▶ _What you are asked to do_: In the listing below, find every line containing "name" and copy it out.

▶ _Raw records_:
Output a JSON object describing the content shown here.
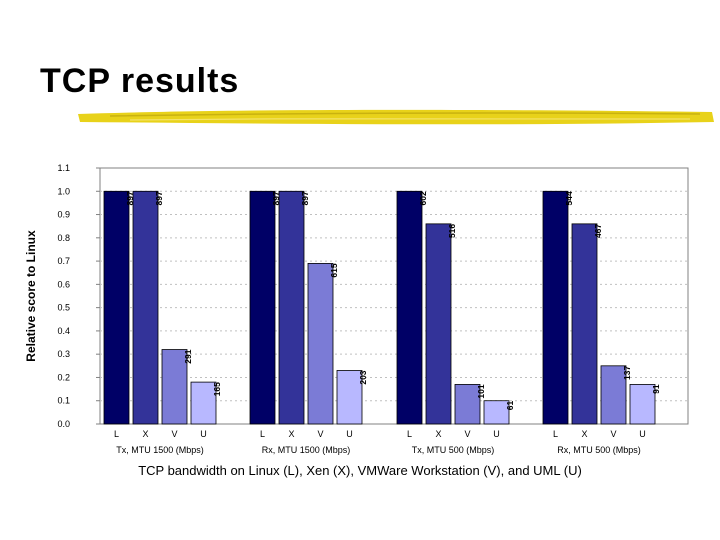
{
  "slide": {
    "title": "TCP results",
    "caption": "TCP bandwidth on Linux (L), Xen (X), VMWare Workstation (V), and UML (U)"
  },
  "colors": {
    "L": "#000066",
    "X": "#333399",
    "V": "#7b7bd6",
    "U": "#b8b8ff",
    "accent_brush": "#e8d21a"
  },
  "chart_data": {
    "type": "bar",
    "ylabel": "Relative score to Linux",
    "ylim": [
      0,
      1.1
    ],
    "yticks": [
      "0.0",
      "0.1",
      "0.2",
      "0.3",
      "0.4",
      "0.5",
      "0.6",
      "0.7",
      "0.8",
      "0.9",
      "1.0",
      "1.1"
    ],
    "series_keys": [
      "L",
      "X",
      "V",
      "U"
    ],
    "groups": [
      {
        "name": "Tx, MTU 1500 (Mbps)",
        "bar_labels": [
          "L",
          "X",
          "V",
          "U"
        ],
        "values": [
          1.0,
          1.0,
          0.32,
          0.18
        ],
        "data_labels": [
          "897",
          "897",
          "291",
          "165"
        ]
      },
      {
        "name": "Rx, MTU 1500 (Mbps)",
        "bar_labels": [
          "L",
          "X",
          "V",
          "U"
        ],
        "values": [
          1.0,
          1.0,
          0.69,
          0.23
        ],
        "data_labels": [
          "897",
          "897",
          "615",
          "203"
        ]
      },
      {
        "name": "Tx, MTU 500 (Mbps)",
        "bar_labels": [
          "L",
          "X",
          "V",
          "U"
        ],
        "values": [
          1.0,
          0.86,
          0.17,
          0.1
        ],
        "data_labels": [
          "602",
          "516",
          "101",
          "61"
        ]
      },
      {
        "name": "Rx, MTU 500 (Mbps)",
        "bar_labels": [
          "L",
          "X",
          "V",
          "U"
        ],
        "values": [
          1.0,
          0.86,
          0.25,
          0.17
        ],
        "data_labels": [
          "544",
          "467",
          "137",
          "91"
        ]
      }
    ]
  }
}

▶ _Answer to the exercise_:
        "name": "Tx, MTU 1500 (Mbps)",
        "name": "Rx, MTU 1500 (Mbps)",
        "name": "Tx, MTU 500 (Mbps)",
        "name": "Rx, MTU 500 (Mbps)",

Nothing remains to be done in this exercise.